• [EXERCISE DESCRIPTION]
State how many lines in the listing below include the word "weight", and add nothing besides the number.

• [RECORDS FOR THE TASK]
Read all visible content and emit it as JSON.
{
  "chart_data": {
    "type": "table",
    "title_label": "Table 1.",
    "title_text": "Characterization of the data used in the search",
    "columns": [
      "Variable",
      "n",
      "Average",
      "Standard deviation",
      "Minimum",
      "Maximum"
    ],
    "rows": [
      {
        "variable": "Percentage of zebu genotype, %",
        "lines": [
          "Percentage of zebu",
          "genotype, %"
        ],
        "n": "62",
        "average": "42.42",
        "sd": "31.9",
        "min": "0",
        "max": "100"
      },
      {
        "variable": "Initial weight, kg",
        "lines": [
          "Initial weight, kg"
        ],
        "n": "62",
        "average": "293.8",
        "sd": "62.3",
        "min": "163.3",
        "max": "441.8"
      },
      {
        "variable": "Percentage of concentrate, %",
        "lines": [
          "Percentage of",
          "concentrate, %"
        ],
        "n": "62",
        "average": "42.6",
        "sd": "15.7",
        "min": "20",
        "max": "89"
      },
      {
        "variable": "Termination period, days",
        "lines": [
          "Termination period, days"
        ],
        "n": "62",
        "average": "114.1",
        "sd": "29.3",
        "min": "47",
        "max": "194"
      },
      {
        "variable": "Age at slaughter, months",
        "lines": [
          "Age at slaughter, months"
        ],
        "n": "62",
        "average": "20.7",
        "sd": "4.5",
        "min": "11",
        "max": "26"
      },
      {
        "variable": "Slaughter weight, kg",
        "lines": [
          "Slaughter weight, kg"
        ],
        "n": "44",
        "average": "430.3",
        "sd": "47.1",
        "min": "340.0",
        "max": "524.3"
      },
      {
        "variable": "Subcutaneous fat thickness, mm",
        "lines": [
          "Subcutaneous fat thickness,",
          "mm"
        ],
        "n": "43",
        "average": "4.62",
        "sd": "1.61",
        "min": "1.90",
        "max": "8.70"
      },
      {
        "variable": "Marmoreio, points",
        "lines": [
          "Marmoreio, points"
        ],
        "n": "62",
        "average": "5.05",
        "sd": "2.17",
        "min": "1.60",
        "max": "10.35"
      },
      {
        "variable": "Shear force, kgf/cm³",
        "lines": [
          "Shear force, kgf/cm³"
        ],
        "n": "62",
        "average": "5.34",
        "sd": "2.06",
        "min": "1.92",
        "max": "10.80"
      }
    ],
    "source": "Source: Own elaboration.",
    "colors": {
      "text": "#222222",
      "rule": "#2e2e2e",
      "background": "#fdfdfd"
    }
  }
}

• [ANSWER FOR THIS EXERCISE]
4